>> Begin

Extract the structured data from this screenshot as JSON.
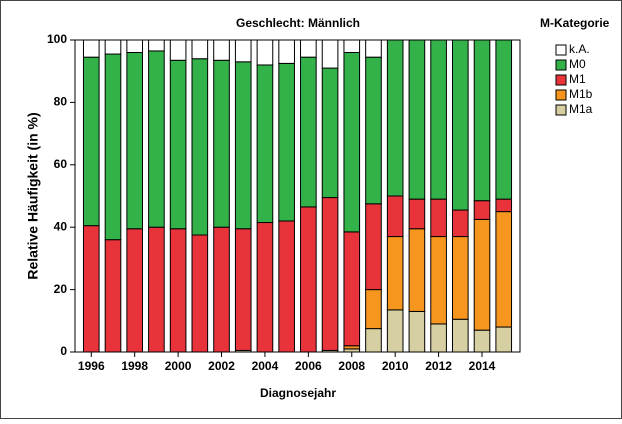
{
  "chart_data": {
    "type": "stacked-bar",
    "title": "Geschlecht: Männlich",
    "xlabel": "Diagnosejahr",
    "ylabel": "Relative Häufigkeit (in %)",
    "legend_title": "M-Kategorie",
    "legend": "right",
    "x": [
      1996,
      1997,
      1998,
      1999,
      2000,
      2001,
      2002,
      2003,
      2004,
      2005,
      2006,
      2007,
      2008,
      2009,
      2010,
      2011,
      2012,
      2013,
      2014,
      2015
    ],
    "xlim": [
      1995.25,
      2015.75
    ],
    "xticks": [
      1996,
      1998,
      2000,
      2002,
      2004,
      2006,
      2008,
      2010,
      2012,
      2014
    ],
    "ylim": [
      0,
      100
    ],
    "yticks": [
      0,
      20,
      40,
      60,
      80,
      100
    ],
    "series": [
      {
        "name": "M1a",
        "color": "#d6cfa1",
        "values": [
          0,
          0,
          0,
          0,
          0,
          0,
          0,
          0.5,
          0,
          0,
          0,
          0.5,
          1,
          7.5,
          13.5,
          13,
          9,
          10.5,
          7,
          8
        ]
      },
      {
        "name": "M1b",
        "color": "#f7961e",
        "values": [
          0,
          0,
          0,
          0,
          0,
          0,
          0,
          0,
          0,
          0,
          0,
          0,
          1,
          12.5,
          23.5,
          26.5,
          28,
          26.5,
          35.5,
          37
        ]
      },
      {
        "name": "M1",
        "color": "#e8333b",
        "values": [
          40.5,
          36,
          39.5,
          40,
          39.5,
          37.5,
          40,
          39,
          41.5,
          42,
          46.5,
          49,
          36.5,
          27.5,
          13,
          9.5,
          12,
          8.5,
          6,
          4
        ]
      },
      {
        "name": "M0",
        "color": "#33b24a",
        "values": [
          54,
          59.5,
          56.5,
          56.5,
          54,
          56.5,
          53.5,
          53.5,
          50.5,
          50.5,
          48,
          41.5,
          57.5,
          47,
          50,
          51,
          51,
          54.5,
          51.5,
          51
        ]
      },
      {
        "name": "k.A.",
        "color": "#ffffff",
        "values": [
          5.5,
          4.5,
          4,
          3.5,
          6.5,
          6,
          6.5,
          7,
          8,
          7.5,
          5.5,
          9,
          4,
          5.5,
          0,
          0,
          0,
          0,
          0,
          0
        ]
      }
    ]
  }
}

>> End

Set task ▸ Scan the listing above for the word "color" and copy every line that holds it.

Full response ▸
        "color": "#d6cfa1",
        "color": "#f7961e",
        "color": "#e8333b",
        "color": "#33b24a",
        "color": "#ffffff",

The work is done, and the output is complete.